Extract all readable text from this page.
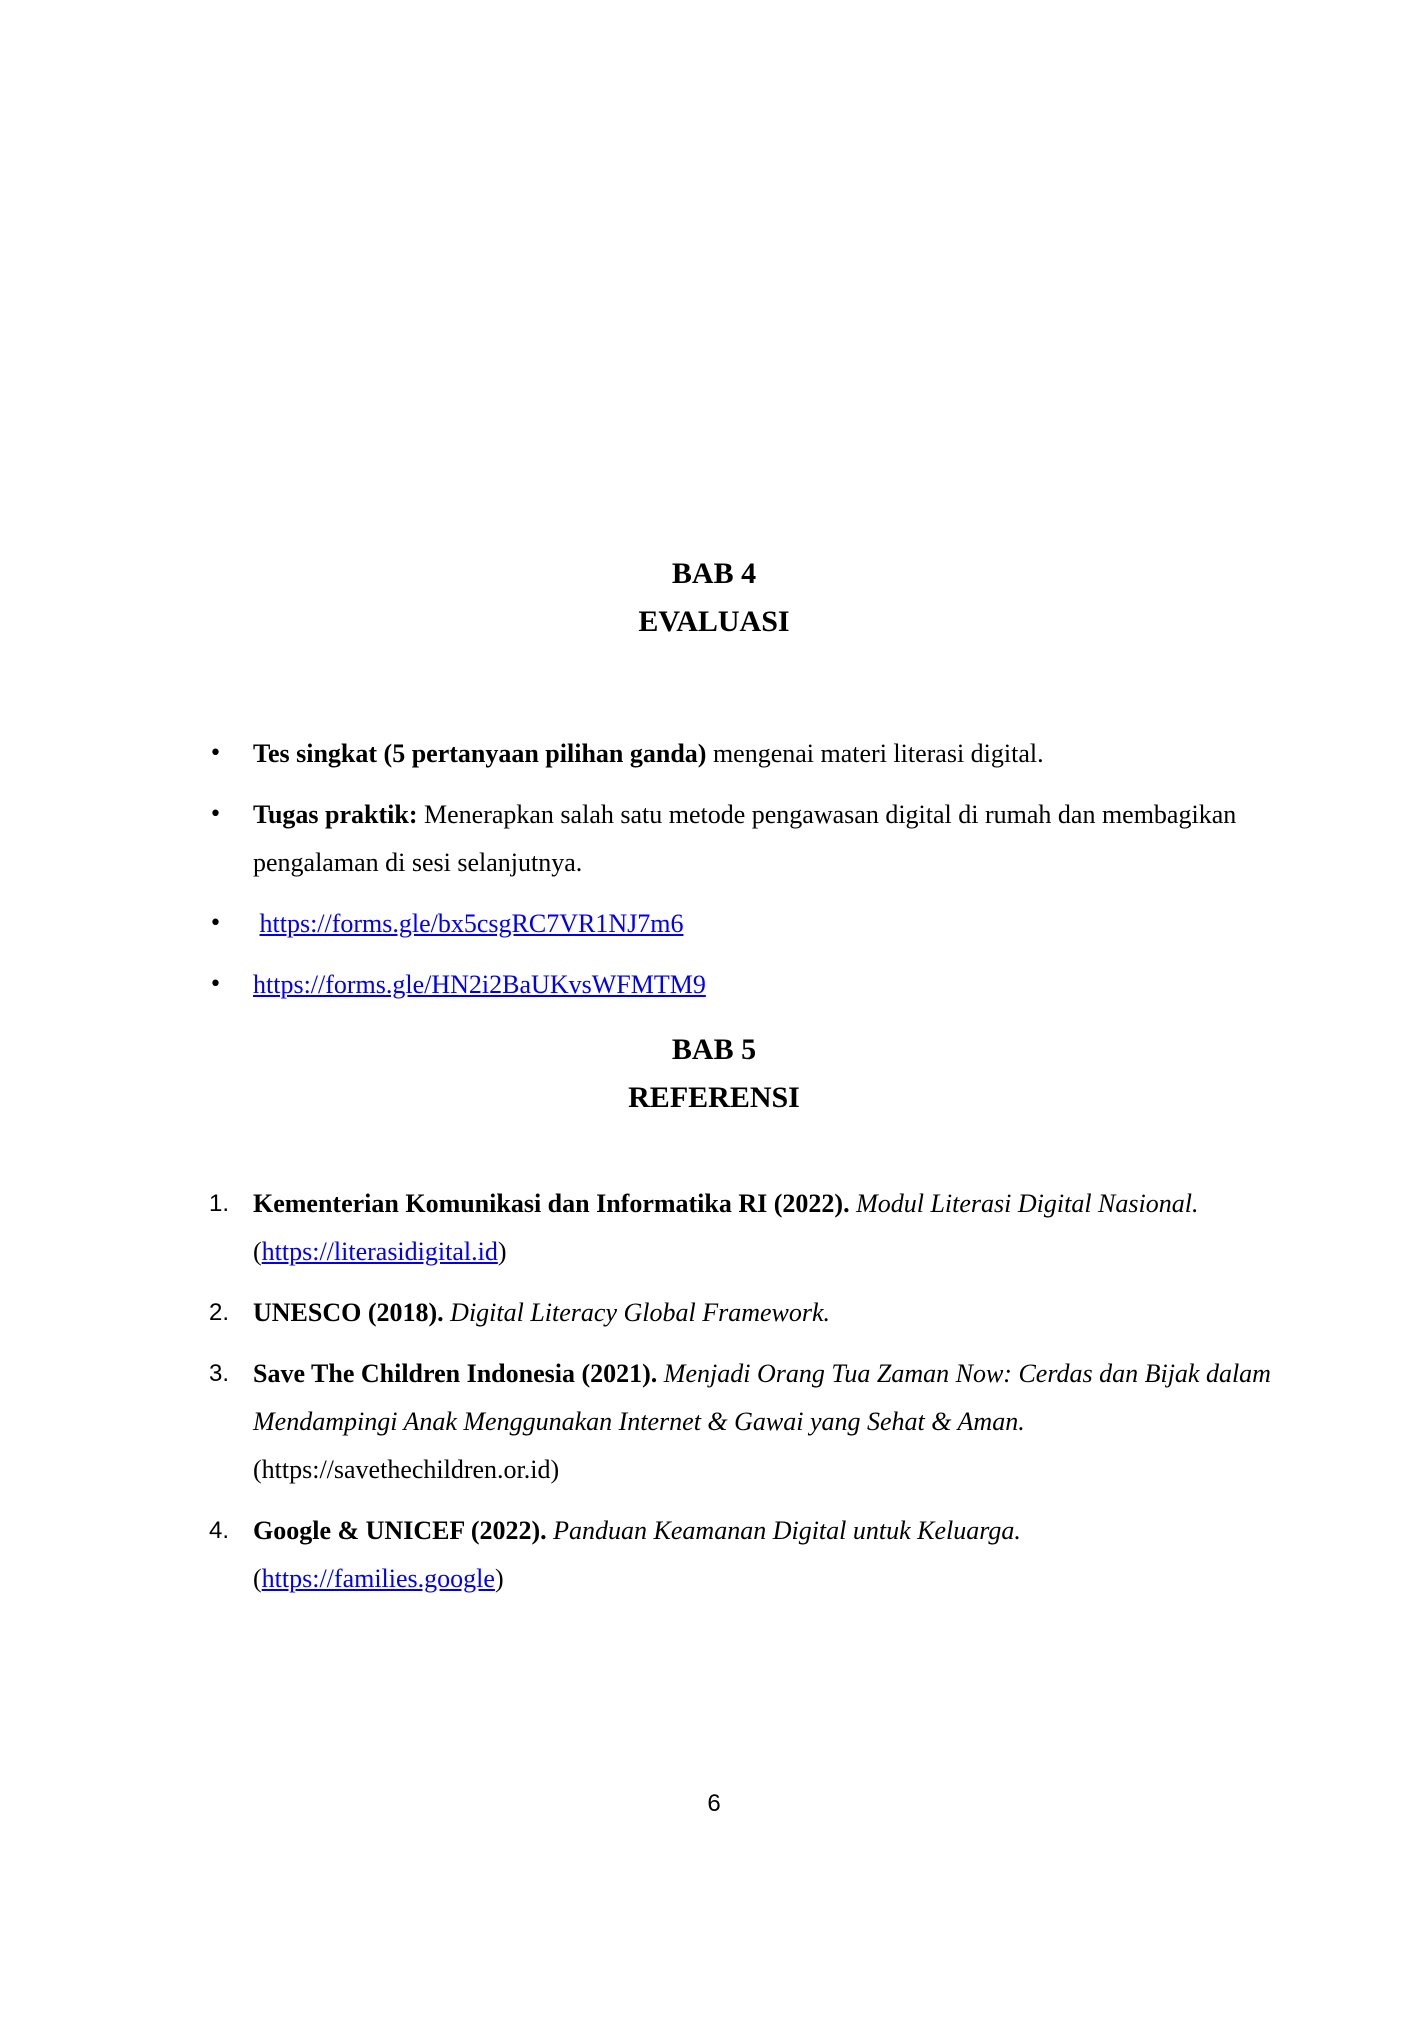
BAB 4
EVALUASI
• Tes singkat (5 pertanyaan pilihan ganda) mengenai materi literasi digital.
• Tugas praktik: Menerapkan salah satu metode pengawasan digital di rumah dan membagikan pengalaman di sesi selanjutnya.
• https://forms.gle/bx5csgRC7VR1NJ7m6
• https://forms.gle/HN2i2BaUKvsWFMTM9
BAB 5
REFERENSI
1. Kementerian Komunikasi dan Informatika RI (2022). Modul Literasi Digital Nasional.
(https://literasidigital.id)
2. UNESCO (2018). Digital Literacy Global Framework.
3. Save The Children Indonesia (2021). Menjadi Orang Tua Zaman Now: Cerdas dan Bijak dalam Mendampingi Anak Menggunakan Internet & Gawai yang Sehat & Aman.
(https://savethechildren.or.id)
4. Google & UNICEF (2022). Panduan Keamanan Digital untuk Keluarga.
(https://families.google)
6
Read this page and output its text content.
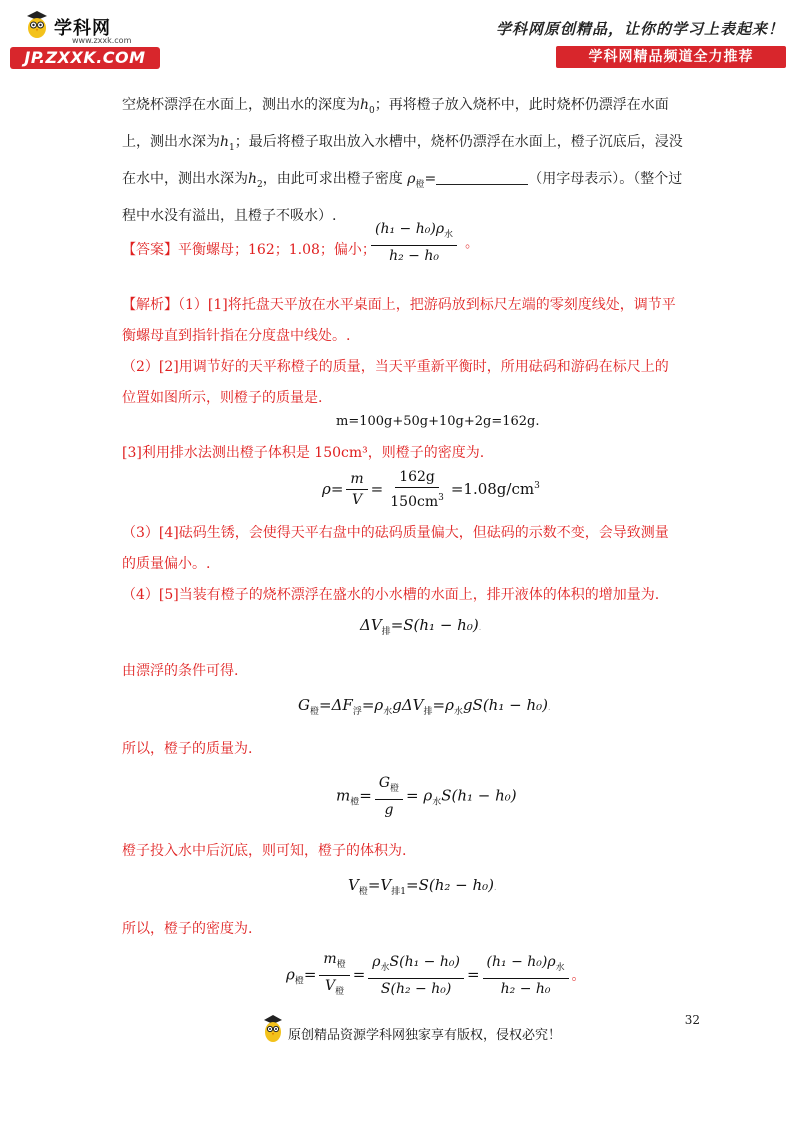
学科网
www.zxxk.com
JP.ZXXK.COM
学科网原创精品，让你的学习上表起来！
学科网精品频道全力推荐
空烧杯漂浮在水面上，测出水的深度为$h_0$；再将橙子放入烧杯中，此时烧杯仍漂浮在水面上，测出水深为$h_1$；最后将橙子取出放入水槽中，烧杯仍漂浮在水面上，橙子沉底后，浸没在水中，测出水深为$h_2$，由此可求出橙子密度 $\rho_橙=$	（用字母表示）。（整个过程中水没有溢出，且橙子不吸水）.
【答案】平衡螺母；162；1.08；偏小；
$\frac{(h_1 - h_0)\rho_水}{\text{h₂ − h₀}}$ 。
【解析】（1）[1]将托盘天平放在水平桌面上，把游码放到标尺左端的零刻度线处，调节平衡螺母直到指针指在分度盘中线处。.
（2）[2]用调节好的天平称橙子的质量，当天平重新平衡时，所用砝码和游码在标尺上的位置如图所示，则橙子的质量是.
m=100g+50g+10g+2g=162g.
[3]利用排水法测出橙子体积是 150cm³，则橙子的密度为.
$\rho= \frac{m}{V} = \frac{162g}{150cm^3} =1.08g/cm^3$
（3）[4]砝码生锈，会使得天平右盘中的砝码质量偏大，但砝码的示数不变，会导致测量的质量偏小。.
（4）[5]当装有橙子的烧杯漂浮在盛水的小水槽的水面上，排开液体的体积的增加量为.
$\Delta V_排=S(h_1 - h_0)$.
由漂浮的条件可得.
$G_橙=\Delta F_浮=\rho_水g\Delta V_排=\rho_水gS(h_1 - h_0)$.
所以，橙子的质量为.
$m_橙= \frac{G_橙}{g} = \rho_水S(h_1 - h_0)$
橙子投入水中后沉底，则可知，橙子的体积为.
$V_橙=V_{排1}=S(h_2 - h_0)$.
所以，橙子的密度为.
$\rho_橙= \frac{m_橙}{V_橙} = \frac{\rho_水S(h_1 - h_0)}{\text{S(h₂ − h₀)}} = \frac{(h_1 - h_0)\rho_水}{\text{h₂ − h₀}}$ 。
32
原创精品资源学科网独家享有版权，侵权必究！
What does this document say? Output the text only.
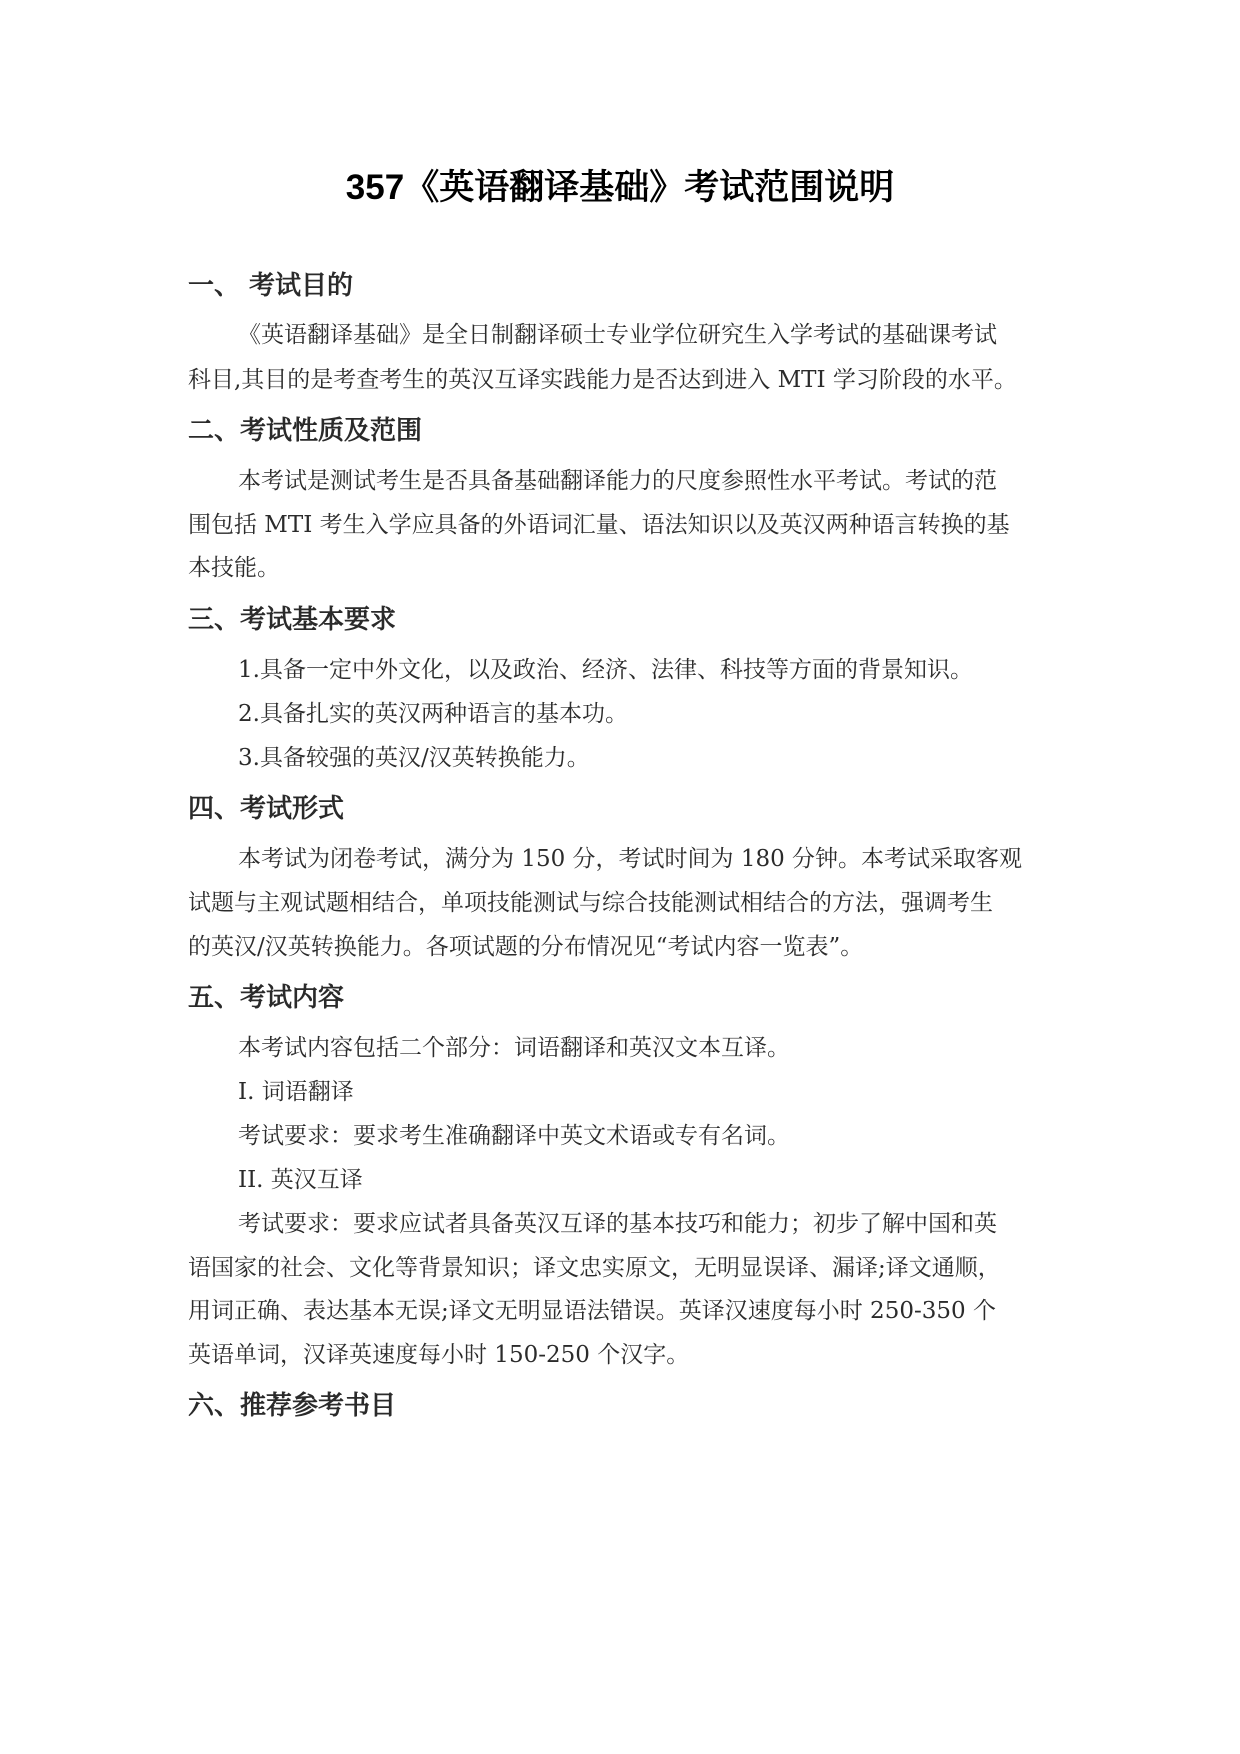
357《英语翻译基础》考试范围说明
一、 考试目的
《英语翻译基础》是全日制翻译硕士专业学位研究生入学考试的基础课考试
科目,其目的是考查考生的英汉互译实践能力是否达到进入 MTI 学习阶段的水平。
二、考试性质及范围
本考试是测试考生是否具备基础翻译能力的尺度参照性水平考试。考试的范
围包括 MTI 考生入学应具备的外语词汇量、语法知识以及英汉两种语言转换的基
本技能。
三、考试基本要求
1.具备一定中外文化，以及政治、经济、法律、科技等方面的背景知识。
2.具备扎实的英汉两种语言的基本功。
3.具备较强的英汉/汉英转换能力。
四、考试形式
本考试为闭卷考试，满分为 150 分，考试时间为 180 分钟。本考试采取客观
试题与主观试题相结合，单项技能测试与综合技能测试相结合的方法，强调考生
的英汉/汉英转换能力。各项试题的分布情况见“考试内容一览表”。
五、考试内容
本考试内容包括二个部分：词语翻译和英汉文本互译。
I. 词语翻译
考试要求：要求考生准确翻译中英文术语或专有名词。
II. 英汉互译
考试要求：要求应试者具备英汉互译的基本技巧和能力；初步了解中国和英
语国家的社会、文化等背景知识；译文忠实原文，无明显误译、漏译;译文通顺，
用词正确、表达基本无误;译文无明显语法错误。英译汉速度每小时 250-350 个
英语单词，汉译英速度每小时 150-250 个汉字。
六、推荐参考书目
——————
| TASK REQUIREMENTS |
Omit every picture while copying the listing above exactly.

| ANSWER TO THE EXERCISE |
Extract all readable text from this page.
BAB 4
EVALUASI
• Tes singkat (5 pertanyaan pilihan ganda) mengenai materi literasi digital.
• Tugas praktik: Menerapkan salah satu metode pengawasan digital di rumah dan membagikan pengalaman di sesi selanjutnya.
• https://forms.gle/bx5csgRC7VR1NJ7m6
• https://forms.gle/HN2i2BaUKvsWFMTM9
BAB 5
REFERENSI
1. Kementerian Komunikasi dan Informatika RI (2022). Modul Literasi Digital Nasional.
(https://literasidigital.id)
2. UNESCO (2018). Digital Literacy Global Framework.
3. Save The Children Indonesia (2021). Menjadi Orang Tua Zaman Now: Cerdas dan Bijak dalam Mendampingi Anak Menggunakan Internet & Gawai yang Sehat & Aman.
(https://savethechildren.or.id)
4. Google & UNICEF (2022). Panduan Keamanan Digital untuk Keluarga.
(https://families.google)
6
Read this page and output its text content.
学科网
www.zxxk.com
JP.ZXXK.COM
学科网原创精品，让你的学习上表起来！
学科网精品频道全力推荐
空烧杯漂浮在水面上，测出水的深度为$h_0$；再将橙子放入烧杯中，此时烧杯仍漂浮在水面上，测出水深为$h_1$；最后将橙子取出放入水槽中，烧杯仍漂浮在水面上，橙子沉底后，浸没在水中，测出水深为$h_2$，由此可求出橙子密度 $\rho_橙=$	（用字母表示）。（整个过程中水没有溢出，且橙子不吸水）.
【答案】平衡螺母；162；1.08；偏小；
$\frac{(h_1 - h_0)\rho_水}{\text{h₂ − h₀}}$ 。
【解析】（1）[1]将托盘天平放在水平桌面上，把游码放到标尺左端的零刻度线处，调节平衡螺母直到指针指在分度盘中线处。.
（2）[2]用调节好的天平称橙子的质量，当天平重新平衡时，所用砝码和游码在标尺上的位置如图所示，则橙子的质量是.
m=100g+50g+10g+2g=162g.
[3]利用排水法测出橙子体积是 150cm³，则橙子的密度为.
$\rho= \frac{m}{V} = \frac{162g}{150cm^3} =1.08g/cm^3$
（3）[4]砝码生锈，会使得天平右盘中的砝码质量偏大，但砝码的示数不变，会导致测量的质量偏小。.
（4）[5]当装有橙子的烧杯漂浮在盛水的小水槽的水面上，排开液体的体积的增加量为.
$\Delta V_排=S(h_1 - h_0)$.
由漂浮的条件可得.
$G_橙=\Delta F_浮=\rho_水g\Delta V_排=\rho_水gS(h_1 - h_0)$.
所以，橙子的质量为.
$m_橙= \frac{G_橙}{g} = \rho_水S(h_1 - h_0)$
橙子投入水中后沉底，则可知，橙子的体积为.
$V_橙=V_{排1}=S(h_2 - h_0)$.
所以，橙子的密度为.
$\rho_橙= \frac{m_橙}{V_橙} = \frac{\rho_水S(h_1 - h_0)}{\text{S(h₂ − h₀)}} = \frac{(h_1 - h_0)\rho_水}{\text{h₂ − h₀}}$ 。
32
原创精品资源学科网独家享有版权，侵权必究！
What does this document say? Output the text only.
357《英语翻译基础》考试范围说明
一、 考试目的
《英语翻译基础》是全日制翻译硕士专业学位研究生入学考试的基础课考试
科目,其目的是考查考生的英汉互译实践能力是否达到进入 MTI 学习阶段的水平。
二、考试性质及范围
本考试是测试考生是否具备基础翻译能力的尺度参照性水平考试。考试的范
围包括 MTI 考生入学应具备的外语词汇量、语法知识以及英汉两种语言转换的基
本技能。
三、考试基本要求
1.具备一定中外文化，以及政治、经济、法律、科技等方面的背景知识。
2.具备扎实的英汉两种语言的基本功。
3.具备较强的英汉/汉英转换能力。
四、考试形式
本考试为闭卷考试，满分为 150 分，考试时间为 180 分钟。本考试采取客观
试题与主观试题相结合，单项技能测试与综合技能测试相结合的方法，强调考生
的英汉/汉英转换能力。各项试题的分布情况见“考试内容一览表”。
五、考试内容
本考试内容包括二个部分：词语翻译和英汉文本互译。
I. 词语翻译
考试要求：要求考生准确翻译中英文术语或专有名词。
II. 英汉互译
考试要求：要求应试者具备英汉互译的基本技巧和能力；初步了解中国和英
语国家的社会、文化等背景知识；译文忠实原文，无明显误译、漏译;译文通顺，
用词正确、表达基本无误;译文无明显语法错误。英译汉速度每小时 250-350 个
英语单词，汉译英速度每小时 150-250 个汉字。
六、推荐参考书目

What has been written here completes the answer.